◆ Exercise task: Every line below that holds the string "hasta" should be copied out.

====== Input rows ======

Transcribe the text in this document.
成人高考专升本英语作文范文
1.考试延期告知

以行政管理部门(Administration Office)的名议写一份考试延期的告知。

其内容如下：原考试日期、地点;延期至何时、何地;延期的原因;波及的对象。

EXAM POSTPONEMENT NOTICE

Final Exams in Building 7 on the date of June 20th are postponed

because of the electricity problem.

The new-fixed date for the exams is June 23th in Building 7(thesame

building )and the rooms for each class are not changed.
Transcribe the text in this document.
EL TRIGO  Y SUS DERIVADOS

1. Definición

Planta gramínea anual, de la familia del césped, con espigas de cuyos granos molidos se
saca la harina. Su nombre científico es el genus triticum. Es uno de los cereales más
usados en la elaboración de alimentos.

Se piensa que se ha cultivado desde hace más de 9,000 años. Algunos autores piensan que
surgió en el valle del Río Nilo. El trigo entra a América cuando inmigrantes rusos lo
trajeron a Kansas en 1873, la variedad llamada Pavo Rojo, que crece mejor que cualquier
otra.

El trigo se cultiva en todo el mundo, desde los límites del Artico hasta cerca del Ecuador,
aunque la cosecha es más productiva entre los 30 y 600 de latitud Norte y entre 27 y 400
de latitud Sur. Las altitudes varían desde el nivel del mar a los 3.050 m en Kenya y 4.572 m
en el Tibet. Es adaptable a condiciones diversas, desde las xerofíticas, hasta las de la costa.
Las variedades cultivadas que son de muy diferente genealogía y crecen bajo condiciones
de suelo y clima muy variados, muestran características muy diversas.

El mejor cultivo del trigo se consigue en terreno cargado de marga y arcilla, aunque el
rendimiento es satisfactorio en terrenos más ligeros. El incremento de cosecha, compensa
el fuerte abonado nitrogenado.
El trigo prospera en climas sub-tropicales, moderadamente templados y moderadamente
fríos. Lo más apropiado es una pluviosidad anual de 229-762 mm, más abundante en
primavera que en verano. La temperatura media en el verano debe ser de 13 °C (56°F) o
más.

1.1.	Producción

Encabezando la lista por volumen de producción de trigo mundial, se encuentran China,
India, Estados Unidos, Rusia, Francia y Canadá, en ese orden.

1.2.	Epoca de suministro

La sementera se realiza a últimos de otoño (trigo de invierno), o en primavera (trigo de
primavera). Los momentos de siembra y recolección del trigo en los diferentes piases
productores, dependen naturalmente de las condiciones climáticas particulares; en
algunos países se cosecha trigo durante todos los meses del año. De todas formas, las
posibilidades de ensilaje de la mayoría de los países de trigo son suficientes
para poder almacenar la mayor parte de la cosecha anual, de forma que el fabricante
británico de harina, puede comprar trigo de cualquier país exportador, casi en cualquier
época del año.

======

◆ Problem solution:
El trigo se cultiva en todo el mundo, desde los límites del Artico hasta cerca del Ecuador,
en el Tibet. Es adaptable a condiciones diversas, desde las xerofíticas, hasta las de la costa.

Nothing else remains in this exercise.